PROMPT:
Output the material below in full, exactly as it is.

[Source data]
----------

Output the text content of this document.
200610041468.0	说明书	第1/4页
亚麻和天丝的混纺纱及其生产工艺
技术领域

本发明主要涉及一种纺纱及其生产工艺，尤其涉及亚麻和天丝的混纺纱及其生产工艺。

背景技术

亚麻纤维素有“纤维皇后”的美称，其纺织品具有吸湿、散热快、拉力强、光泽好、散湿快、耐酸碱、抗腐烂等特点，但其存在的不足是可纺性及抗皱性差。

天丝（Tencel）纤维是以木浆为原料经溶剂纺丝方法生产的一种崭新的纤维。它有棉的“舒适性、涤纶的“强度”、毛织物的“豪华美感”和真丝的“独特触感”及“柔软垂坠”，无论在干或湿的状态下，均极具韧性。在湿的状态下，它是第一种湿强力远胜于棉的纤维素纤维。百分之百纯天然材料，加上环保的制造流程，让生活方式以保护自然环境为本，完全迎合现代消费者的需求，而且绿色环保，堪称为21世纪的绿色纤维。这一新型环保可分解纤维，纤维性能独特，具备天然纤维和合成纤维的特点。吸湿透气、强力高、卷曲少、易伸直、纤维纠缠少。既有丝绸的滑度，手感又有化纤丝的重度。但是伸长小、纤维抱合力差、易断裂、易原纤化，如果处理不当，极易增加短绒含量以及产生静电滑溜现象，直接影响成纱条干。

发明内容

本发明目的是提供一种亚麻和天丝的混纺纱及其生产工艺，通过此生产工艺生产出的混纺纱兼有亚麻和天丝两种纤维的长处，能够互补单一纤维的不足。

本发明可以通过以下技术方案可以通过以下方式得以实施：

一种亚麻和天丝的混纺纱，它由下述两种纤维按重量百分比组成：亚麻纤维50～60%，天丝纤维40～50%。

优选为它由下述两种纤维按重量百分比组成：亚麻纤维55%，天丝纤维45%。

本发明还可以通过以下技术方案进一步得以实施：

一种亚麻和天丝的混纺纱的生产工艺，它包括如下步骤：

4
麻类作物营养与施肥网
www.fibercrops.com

----------

SOLUTION:
Output the text content of this document.
200610041468.0	说明书	第1/4页
亚麻和天丝的混纺纱及其生产工艺
技术领域

本发明主要涉及一种纺纱及其生产工艺，尤其涉及亚麻和天丝的混纺纱及其生产工艺。

背景技术

亚麻纤维素有“纤维皇后”的美称，其纺织品具有吸湿、散热快、拉力强、光泽好、散湿快、耐酸碱、抗腐烂等特点，但其存在的不足是可纺性及抗皱性差。

天丝（Tencel）纤维是以木浆为原料经溶剂纺丝方法生产的一种崭新的纤维。它有棉的“舒适性、涤纶的“强度”、毛织物的“豪华美感”和真丝的“独特触感”及“柔软垂坠”，无论在干或湿的状态下，均极具韧性。在湿的状态下，它是第一种湿强力远胜于棉的纤维素纤维。百分之百纯天然材料，加上环保的制造流程，让生活方式以保护自然环境为本，完全迎合现代消费者的需求，而且绿色环保，堪称为21世纪的绿色纤维。这一新型环保可分解纤维，纤维性能独特，具备天然纤维和合成纤维的特点。吸湿透气、强力高、卷曲少、易伸直、纤维纠缠少。既有丝绸的滑度，手感又有化纤丝的重度。但是伸长小、纤维抱合力差、易断裂、易原纤化，如果处理不当，极易增加短绒含量以及产生静电滑溜现象，直接影响成纱条干。

发明内容

本发明目的是提供一种亚麻和天丝的混纺纱及其生产工艺，通过此生产工艺生产出的混纺纱兼有亚麻和天丝两种纤维的长处，能够互补单一纤维的不足。

本发明可以通过以下技术方案可以通过以下方式得以实施：

一种亚麻和天丝的混纺纱，它由下述两种纤维按重量百分比组成：亚麻纤维50～60%，天丝纤维40～50%。

优选为它由下述两种纤维按重量百分比组成：亚麻纤维55%，天丝纤维45%。

本发明还可以通过以下技术方案进一步得以实施：

一种亚麻和天丝的混纺纱的生产工艺，它包括如下步骤：

4
麻类作物营养与施肥网
www.fibercrops.com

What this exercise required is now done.